STATED PROBLEM:
Give the number of lines that include the string "this", nothing more.

[A block of data]
## begin

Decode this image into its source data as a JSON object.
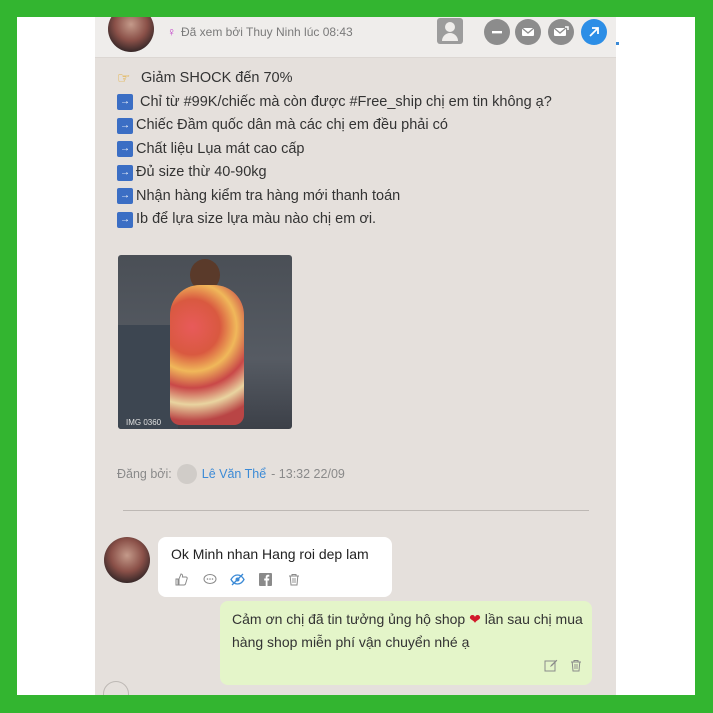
{
  "header": {
    "seen_text": "Đã xem bởi Thuy Ninh lúc 08:43",
    "icons": [
      "user-icon",
      "minus-circle-icon",
      "mail-icon",
      "mail-send-icon",
      "external-link-icon"
    ]
  },
  "post": {
    "lines": [
      "Giảm SHOCK đến 70%",
      "Chỉ từ #99K/chiếc mà còn được #Free_ship chị em tin không ạ?",
      "Chiếc Đầm quốc dân mà các chị em đều phải có",
      "Chất liệu Lụa mát cao cấp",
      "Đủ size thừ 40-90kg",
      "Nhận hàng kiểm tra hàng mới thanh toán",
      "Ib để lựa size lựa màu nào chị em ơi."
    ],
    "photo_caption": "IMG 0360",
    "byline_prefix": "Đăng bởi:",
    "author": "Lê Văn Thể",
    "byline_time": "- 13:32 22/09"
  },
  "comments": {
    "customer_text": "Ok Minh nhan Hang roi dep lam",
    "shop_reply_part1": "Cảm ơn chị đã tin tưởng ủng hộ shop",
    "shop_reply_part2": "lần sau chị mua hàng shop miễn phí vận chuyển nhé ạ"
  },
  "colors": {
    "frame": "#33b530",
    "panel": "#e5e0dc",
    "reply_bubble": "#e4f5c9",
    "link": "#3b8ad6",
    "send_button": "#2c8ee6"
  }
}
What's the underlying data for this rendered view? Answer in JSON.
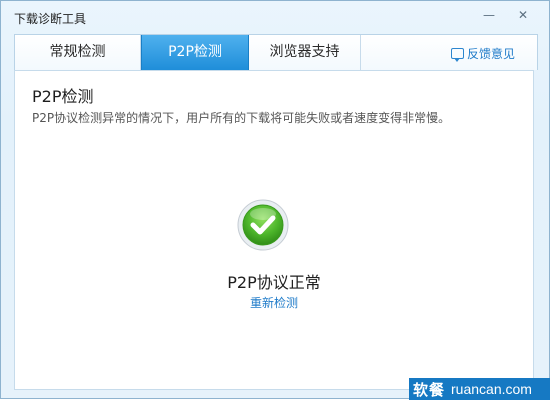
{
  "window": {
    "title": "下载诊断工具",
    "min_icon": "minimize-icon",
    "close_icon": "close-icon"
  },
  "tabs": [
    {
      "label": "常规检测"
    },
    {
      "label": "P2P检测"
    },
    {
      "label": "浏览器支持"
    }
  ],
  "active_tab": "P2P检测",
  "feedback": {
    "label": "反馈意见",
    "icon": "feedback-icon"
  },
  "section": {
    "title": "P2P检测",
    "description": "P2P协议检测异常的情况下，用户所有的下载将可能失败或者速度变得非常慢。"
  },
  "result": {
    "icon": "check-icon",
    "status": "P2P协议正常",
    "recheck_label": "重新检测"
  },
  "watermark": {
    "cn": "软餐",
    "en": "ruancan.com"
  },
  "colors": {
    "accent": "#2592dd",
    "link": "#1f7bc9",
    "success": "#4cb52a"
  }
}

## end

SOLUTION TO THE PROBLEM:
2